Start of Available records

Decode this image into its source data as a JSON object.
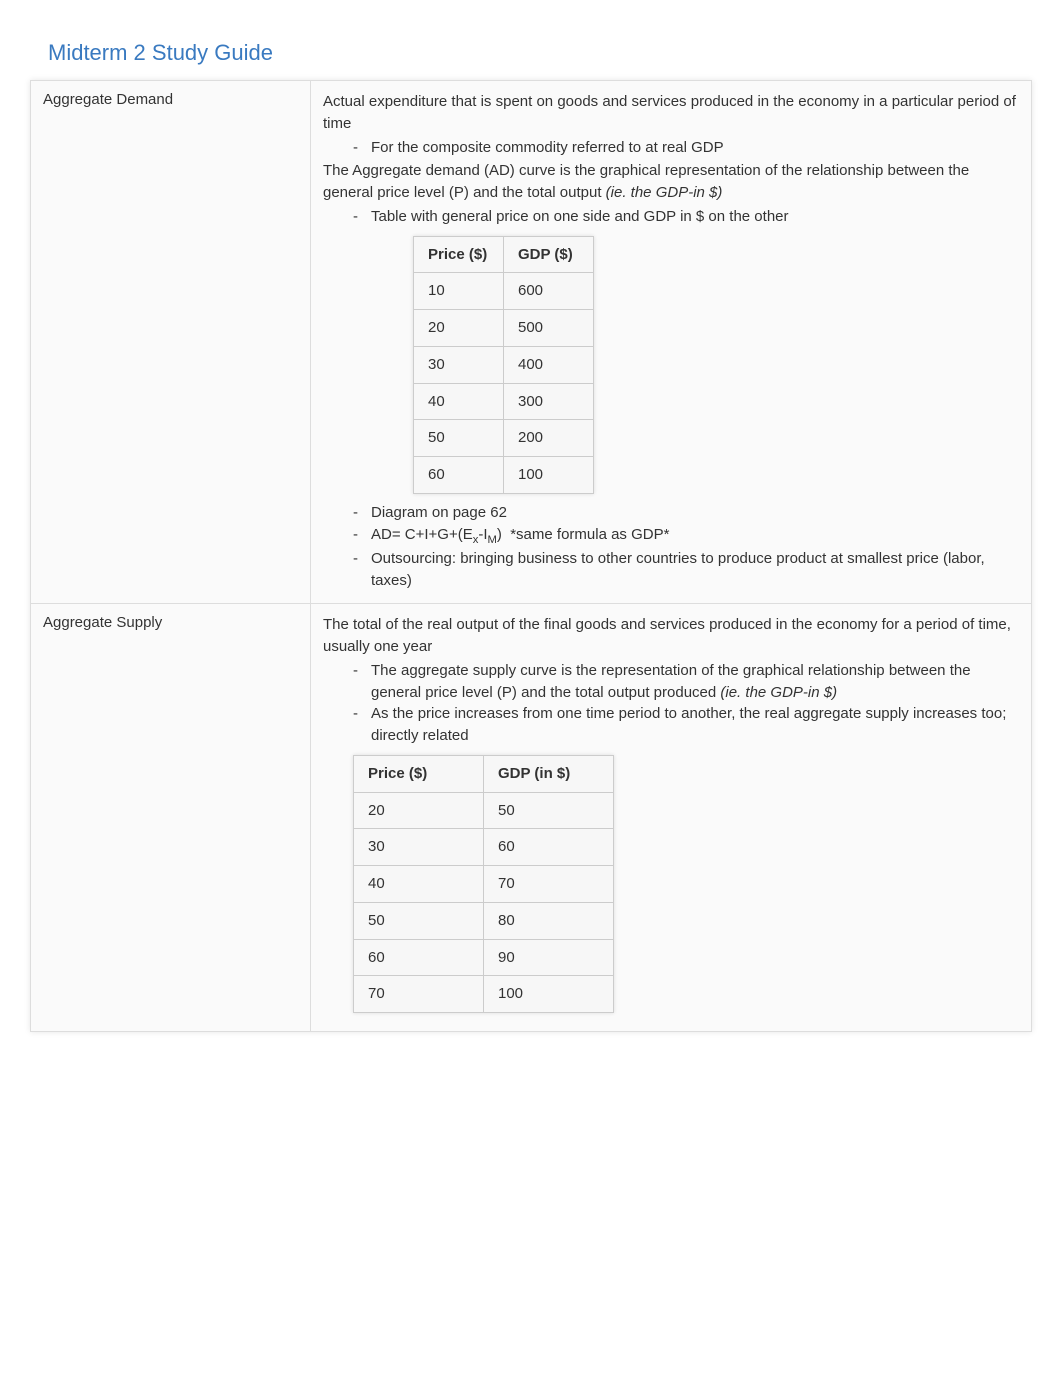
{
  "title": "Midterm 2 Study Guide",
  "rows": [
    {
      "term": "Aggregate Demand",
      "intro1": "Actual expenditure that is spent on goods and services produced in the economy in a particular period of time",
      "bullets1": [
        "For the composite commodity referred to at real GDP"
      ],
      "intro2a": "The Aggregate demand (AD) curve is the graphical representation of the relationship between the general price level (P) and the total output ",
      "intro2b": "(ie. the GDP-in $)",
      "bullets2": [
        "Table with general price on one side and GDP in $ on the other"
      ],
      "table": {
        "head": [
          "Price ($)",
          "GDP ($)"
        ],
        "body": [
          [
            "10",
            "600"
          ],
          [
            "20",
            "500"
          ],
          [
            "30",
            "400"
          ],
          [
            "40",
            "300"
          ],
          [
            "50",
            "200"
          ],
          [
            "60",
            "100"
          ]
        ]
      },
      "bullets3": [
        "Diagram on page 62",
        "AD= C+I+G+(Ex-IM)  *same formula as GDP*",
        "Outsourcing: bringing business to other countries to produce product at smallest price (labor, taxes)"
      ]
    },
    {
      "term": "Aggregate Supply",
      "intro1": "The total of the real output of the final goods and services produced in the economy for a period of time, usually one year",
      "bullets1a_pre": "The aggregate supply curve is the representation of the graphical relationship between the general price level (P) and the total output produced ",
      "bullets1a_italic": "(ie. the GDP-in $)",
      "bullets1b": "As the price increases from one time period to another, the real aggregate supply increases too; directly related",
      "table": {
        "head": [
          "Price ($)",
          "GDP (in $)"
        ],
        "body": [
          [
            "20",
            "50"
          ],
          [
            "30",
            "60"
          ],
          [
            "40",
            "70"
          ],
          [
            "50",
            "80"
          ],
          [
            "60",
            "90"
          ],
          [
            "70",
            "100"
          ]
        ]
      }
    }
  ]
}
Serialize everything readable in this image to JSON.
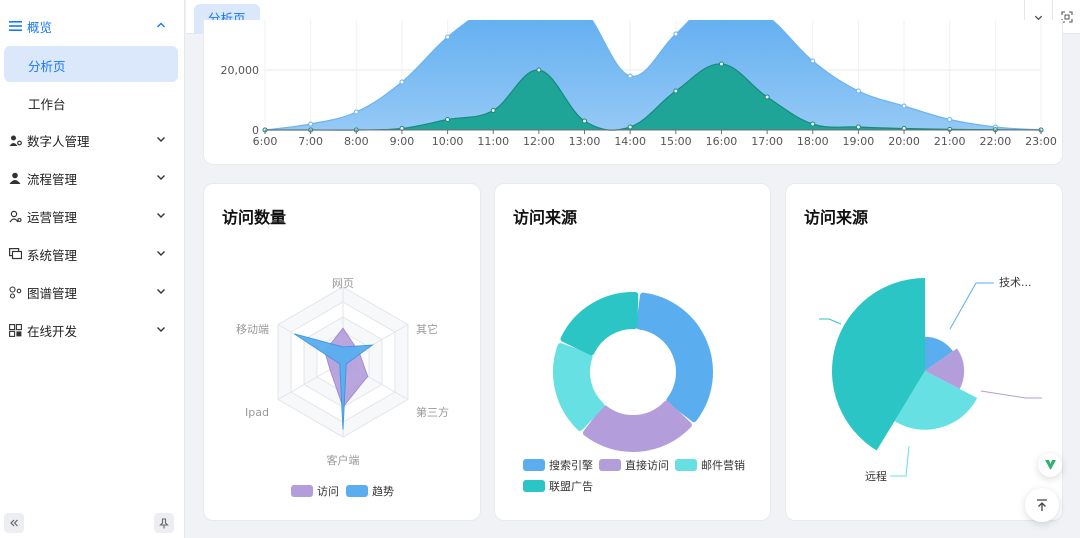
{
  "sidebar": {
    "top_menu": {
      "label": "概览",
      "icon": "menu-lines-icon"
    },
    "sub_items": [
      {
        "label": "分析页",
        "active": true
      },
      {
        "label": "工作台",
        "active": false
      }
    ],
    "items": [
      {
        "label": "数字人管理",
        "icon": "digital-human-icon"
      },
      {
        "label": "流程管理",
        "icon": "user-icon"
      },
      {
        "label": "运营管理",
        "icon": "operator-icon"
      },
      {
        "label": "系统管理",
        "icon": "monitor-icon"
      },
      {
        "label": "图谱管理",
        "icon": "graph-icon"
      },
      {
        "label": "在线开发",
        "icon": "code-icon"
      }
    ]
  },
  "tabbar": {
    "active_tab": "分析页"
  },
  "colors": {
    "accent": "#1677ff",
    "blue": "#5aaef0",
    "purple": "#b39ddb",
    "teal": "#2cc5c5",
    "cyan": "#67e0e3",
    "green": "#1a9e8f"
  },
  "area_chart": {
    "chart_data": {
      "type": "area",
      "x": [
        "6:00",
        "7:00",
        "8:00",
        "9:00",
        "10:00",
        "11:00",
        "12:00",
        "13:00",
        "14:00",
        "15:00",
        "16:00",
        "17:00",
        "18:00",
        "19:00",
        "20:00",
        "21:00",
        "22:00",
        "23:00"
      ],
      "ytick_labels": [
        "0",
        "20,000"
      ],
      "yticks": [
        0,
        20000
      ],
      "ylim": [
        0,
        40000
      ],
      "series": [
        {
          "values": [
            0,
            2000,
            6000,
            16000,
            31000,
            42000,
            50000,
            40000,
            18000,
            32000,
            45000,
            38000,
            23000,
            13000,
            8000,
            3500,
            1000,
            0
          ]
        },
        {
          "values": [
            0,
            0,
            0,
            500,
            3500,
            6500,
            20000,
            3000,
            1000,
            13000,
            22000,
            11000,
            2000,
            1000,
            500,
            200,
            100,
            0
          ]
        }
      ]
    }
  },
  "radar_card": {
    "title": "访问数量",
    "chart_data": {
      "type": "radar",
      "indicators": [
        "网页",
        "其它",
        "第三方",
        "客户端",
        "Ipad",
        "移动端"
      ],
      "max": 100,
      "series": [
        {
          "name": "访问",
          "values": [
            45,
            25,
            38,
            60,
            20,
            28
          ]
        },
        {
          "name": "趋势",
          "values": [
            20,
            45,
            5,
            90,
            5,
            75
          ]
        }
      ]
    }
  },
  "donut_card": {
    "title": "访问来源",
    "chart_data": {
      "type": "pie",
      "categories": [
        "搜索引擎",
        "直接访问",
        "邮件营销",
        "联盟广告"
      ],
      "values": [
        35,
        25,
        20,
        20
      ]
    }
  },
  "rose_card": {
    "title": "访问来源",
    "chart_data": {
      "type": "pie",
      "categories": [
        "技术...",
        "",
        "远程",
        ""
      ],
      "values": [
        35,
        40,
        60,
        95
      ]
    }
  }
}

End of Available records

Written problem
Retype the listing exactly. Pictures do not belong in the copy.

Complete response
Decode this image into its source data as a JSON object.
{
  "title": "Midterm 2 Study Guide",
  "rows": [
    {
      "term": "Aggregate Demand",
      "intro1": "Actual expenditure that is spent on goods and services produced in the economy in a particular period of time",
      "bullets1": [
        "For the composite commodity referred to at real GDP"
      ],
      "intro2a": "The Aggregate demand (AD) curve is the graphical representation of the relationship between the general price level (P) and the total output ",
      "intro2b": "(ie. the GDP-in $)",
      "bullets2": [
        "Table with general price on one side and GDP in $ on the other"
      ],
      "table": {
        "head": [
          "Price ($)",
          "GDP ($)"
        ],
        "body": [
          [
            "10",
            "600"
          ],
          [
            "20",
            "500"
          ],
          [
            "30",
            "400"
          ],
          [
            "40",
            "300"
          ],
          [
            "50",
            "200"
          ],
          [
            "60",
            "100"
          ]
        ]
      },
      "bullets3": [
        "Diagram on page 62",
        "AD= C+I+G+(Ex-IM)  *same formula as GDP*",
        "Outsourcing: bringing business to other countries to produce product at smallest price (labor, taxes)"
      ]
    },
    {
      "term": "Aggregate Supply",
      "intro1": "The total of the real output of the final goods and services produced in the economy for a period of time, usually one year",
      "bullets1a_pre": "The aggregate supply curve is the representation of the graphical relationship between the general price level (P) and the total output produced ",
      "bullets1a_italic": "(ie. the GDP-in $)",
      "bullets1b": "As the price increases from one time period to another, the real aggregate supply increases too; directly related",
      "table": {
        "head": [
          "Price ($)",
          "GDP (in $)"
        ],
        "body": [
          [
            "20",
            "50"
          ],
          [
            "30",
            "60"
          ],
          [
            "40",
            "70"
          ],
          [
            "50",
            "80"
          ],
          [
            "60",
            "90"
          ],
          [
            "70",
            "100"
          ]
        ]
      }
    }
  ]
}
Serialize everything readable in this image to JSON.
{
  "sidebar": {
    "top_menu": {
      "label": "概览",
      "icon": "menu-lines-icon"
    },
    "sub_items": [
      {
        "label": "分析页",
        "active": true
      },
      {
        "label": "工作台",
        "active": false
      }
    ],
    "items": [
      {
        "label": "数字人管理",
        "icon": "digital-human-icon"
      },
      {
        "label": "流程管理",
        "icon": "user-icon"
      },
      {
        "label": "运营管理",
        "icon": "operator-icon"
      },
      {
        "label": "系统管理",
        "icon": "monitor-icon"
      },
      {
        "label": "图谱管理",
        "icon": "graph-icon"
      },
      {
        "label": "在线开发",
        "icon": "code-icon"
      }
    ]
  },
  "tabbar": {
    "active_tab": "分析页"
  },
  "colors": {
    "accent": "#1677ff",
    "blue": "#5aaef0",
    "purple": "#b39ddb",
    "teal": "#2cc5c5",
    "cyan": "#67e0e3",
    "green": "#1a9e8f"
  },
  "area_chart": {
    "chart_data": {
      "type": "area",
      "x": [
        "6:00",
        "7:00",
        "8:00",
        "9:00",
        "10:00",
        "11:00",
        "12:00",
        "13:00",
        "14:00",
        "15:00",
        "16:00",
        "17:00",
        "18:00",
        "19:00",
        "20:00",
        "21:00",
        "22:00",
        "23:00"
      ],
      "ytick_labels": [
        "0",
        "20,000"
      ],
      "yticks": [
        0,
        20000
      ],
      "ylim": [
        0,
        40000
      ],
      "series": [
        {
          "values": [
            0,
            2000,
            6000,
            16000,
            31000,
            42000,
            50000,
            40000,
            18000,
            32000,
            45000,
            38000,
            23000,
            13000,
            8000,
            3500,
            1000,
            0
          ]
        },
        {
          "values": [
            0,
            0,
            0,
            500,
            3500,
            6500,
            20000,
            3000,
            1000,
            13000,
            22000,
            11000,
            2000,
            1000,
            500,
            200,
            100,
            0
          ]
        }
      ]
    }
  },
  "radar_card": {
    "title": "访问数量",
    "chart_data": {
      "type": "radar",
      "indicators": [
        "网页",
        "其它",
        "第三方",
        "客户端",
        "Ipad",
        "移动端"
      ],
      "max": 100,
      "series": [
        {
          "name": "访问",
          "values": [
            45,
            25,
            38,
            60,
            20,
            28
          ]
        },
        {
          "name": "趋势",
          "values": [
            20,
            45,
            5,
            90,
            5,
            75
          ]
        }
      ]
    }
  },
  "donut_card": {
    "title": "访问来源",
    "chart_data": {
      "type": "pie",
      "categories": [
        "搜索引擎",
        "直接访问",
        "邮件营销",
        "联盟广告"
      ],
      "values": [
        35,
        25,
        20,
        20
      ]
    }
  },
  "rose_card": {
    "title": "访问来源",
    "chart_data": {
      "type": "pie",
      "categories": [
        "技术...",
        "",
        "远程",
        ""
      ],
      "values": [
        35,
        40,
        60,
        95
      ]
    }
  }
}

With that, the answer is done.